— Start —
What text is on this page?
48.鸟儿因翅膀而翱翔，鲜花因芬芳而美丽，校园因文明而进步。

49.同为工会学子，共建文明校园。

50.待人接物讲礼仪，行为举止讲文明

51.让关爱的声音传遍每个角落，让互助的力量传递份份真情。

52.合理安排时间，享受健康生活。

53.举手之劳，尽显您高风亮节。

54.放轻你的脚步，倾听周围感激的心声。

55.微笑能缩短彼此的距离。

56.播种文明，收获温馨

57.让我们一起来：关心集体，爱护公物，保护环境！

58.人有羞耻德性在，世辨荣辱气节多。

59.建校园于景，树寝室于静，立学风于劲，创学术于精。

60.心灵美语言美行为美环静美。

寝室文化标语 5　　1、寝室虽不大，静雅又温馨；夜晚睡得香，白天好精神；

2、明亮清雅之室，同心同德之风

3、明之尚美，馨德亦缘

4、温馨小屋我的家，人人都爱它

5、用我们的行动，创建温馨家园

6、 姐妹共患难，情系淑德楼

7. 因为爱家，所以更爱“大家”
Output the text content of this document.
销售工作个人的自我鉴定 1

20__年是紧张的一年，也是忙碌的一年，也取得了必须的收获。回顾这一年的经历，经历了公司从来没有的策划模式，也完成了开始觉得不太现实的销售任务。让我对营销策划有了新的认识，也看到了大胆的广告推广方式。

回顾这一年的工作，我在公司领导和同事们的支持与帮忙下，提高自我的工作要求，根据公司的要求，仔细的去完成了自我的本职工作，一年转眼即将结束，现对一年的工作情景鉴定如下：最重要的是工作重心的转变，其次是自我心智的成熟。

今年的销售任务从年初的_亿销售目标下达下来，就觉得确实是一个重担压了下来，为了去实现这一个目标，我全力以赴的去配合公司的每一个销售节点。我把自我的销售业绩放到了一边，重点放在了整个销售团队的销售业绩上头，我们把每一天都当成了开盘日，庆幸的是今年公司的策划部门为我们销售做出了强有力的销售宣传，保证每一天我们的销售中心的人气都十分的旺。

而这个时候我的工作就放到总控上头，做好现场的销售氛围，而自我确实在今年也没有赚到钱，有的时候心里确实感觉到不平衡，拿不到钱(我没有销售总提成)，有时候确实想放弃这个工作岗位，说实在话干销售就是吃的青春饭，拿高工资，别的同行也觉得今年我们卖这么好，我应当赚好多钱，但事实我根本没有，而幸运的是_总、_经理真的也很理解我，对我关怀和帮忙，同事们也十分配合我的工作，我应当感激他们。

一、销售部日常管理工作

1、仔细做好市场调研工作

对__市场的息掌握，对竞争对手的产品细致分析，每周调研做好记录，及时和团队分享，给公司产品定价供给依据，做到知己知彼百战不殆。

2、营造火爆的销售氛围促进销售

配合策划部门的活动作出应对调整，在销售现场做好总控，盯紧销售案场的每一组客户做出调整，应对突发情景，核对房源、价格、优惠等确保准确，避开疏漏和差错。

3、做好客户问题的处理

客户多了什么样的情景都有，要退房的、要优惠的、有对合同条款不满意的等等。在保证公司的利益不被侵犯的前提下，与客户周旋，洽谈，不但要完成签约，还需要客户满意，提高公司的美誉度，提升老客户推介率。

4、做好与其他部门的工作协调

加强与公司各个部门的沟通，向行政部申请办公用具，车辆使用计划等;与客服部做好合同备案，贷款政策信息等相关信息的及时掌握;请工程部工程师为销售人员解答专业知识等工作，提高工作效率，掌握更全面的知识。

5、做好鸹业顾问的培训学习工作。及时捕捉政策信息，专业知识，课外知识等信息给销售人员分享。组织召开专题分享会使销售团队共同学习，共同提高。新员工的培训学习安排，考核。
— End —
PROBLEM:
Output the records verbatim, from the first line to the last.

WORKED ANSWER:
What text is on this page?
48.鸟儿因翅膀而翱翔，鲜花因芬芳而美丽，校园因文明而进步。

49.同为工会学子，共建文明校园。

50.待人接物讲礼仪，行为举止讲文明

51.让关爱的声音传遍每个角落，让互助的力量传递份份真情。

52.合理安排时间，享受健康生活。

53.举手之劳，尽显您高风亮节。

54.放轻你的脚步，倾听周围感激的心声。

55.微笑能缩短彼此的距离。

56.播种文明，收获温馨

57.让我们一起来：关心集体，爱护公物，保护环境！

58.人有羞耻德性在，世辨荣辱气节多。

59.建校园于景，树寝室于静，立学风于劲，创学术于精。

60.心灵美语言美行为美环静美。

寝室文化标语 5　　1、寝室虽不大，静雅又温馨；夜晚睡得香，白天好精神；

2、明亮清雅之室，同心同德之风

3、明之尚美，馨德亦缘

4、温馨小屋我的家，人人都爱它

5、用我们的行动，创建温馨家园

6、 姐妹共患难，情系淑德楼

7. 因为爱家，所以更爱“大家”
Output the text content of this document.
销售工作个人的自我鉴定 1

20__年是紧张的一年，也是忙碌的一年，也取得了必须的收获。回顾这一年的经历，经历了公司从来没有的策划模式，也完成了开始觉得不太现实的销售任务。让我对营销策划有了新的认识，也看到了大胆的广告推广方式。

回顾这一年的工作，我在公司领导和同事们的支持与帮忙下，提高自我的工作要求，根据公司的要求，仔细的去完成了自我的本职工作，一年转眼即将结束，现对一年的工作情景鉴定如下：最重要的是工作重心的转变，其次是自我心智的成熟。

今年的销售任务从年初的_亿销售目标下达下来，就觉得确实是一个重担压了下来，为了去实现这一个目标，我全力以赴的去配合公司的每一个销售节点。我把自我的销售业绩放到了一边，重点放在了整个销售团队的销售业绩上头，我们把每一天都当成了开盘日，庆幸的是今年公司的策划部门为我们销售做出了强有力的销售宣传，保证每一天我们的销售中心的人气都十分的旺。

而这个时候我的工作就放到总控上头，做好现场的销售氛围，而自我确实在今年也没有赚到钱，有的时候心里确实感觉到不平衡，拿不到钱(我没有销售总提成)，有时候确实想放弃这个工作岗位，说实在话干销售就是吃的青春饭，拿高工资，别的同行也觉得今年我们卖这么好，我应当赚好多钱，但事实我根本没有，而幸运的是_总、_经理真的也很理解我，对我关怀和帮忙，同事们也十分配合我的工作，我应当感激他们。

一、销售部日常管理工作

1、仔细做好市场调研工作

对__市场的息掌握，对竞争对手的产品细致分析，每周调研做好记录，及时和团队分享，给公司产品定价供给依据，做到知己知彼百战不殆。

2、营造火爆的销售氛围促进销售

配合策划部门的活动作出应对调整，在销售现场做好总控，盯紧销售案场的每一组客户做出调整，应对突发情景，核对房源、价格、优惠等确保准确，避开疏漏和差错。

3、做好客户问题的处理

客户多了什么样的情景都有，要退房的、要优惠的、有对合同条款不满意的等等。在保证公司的利益不被侵犯的前提下，与客户周旋，洽谈，不但要完成签约，还需要客户满意，提高公司的美誉度，提升老客户推介率。

4、做好与其他部门的工作协调

加强与公司各个部门的沟通，向行政部申请办公用具，车辆使用计划等;与客服部做好合同备案，贷款政策信息等相关信息的及时掌握;请工程部工程师为销售人员解答专业知识等工作，提高工作效率，掌握更全面的知识。

5、做好鸹业顾问的培训学习工作。及时捕捉政策信息，专业知识，课外知识等信息给销售人员分享。组织召开专题分享会使销售团队共同学习，共同提高。新员工的培训学习安排，考核。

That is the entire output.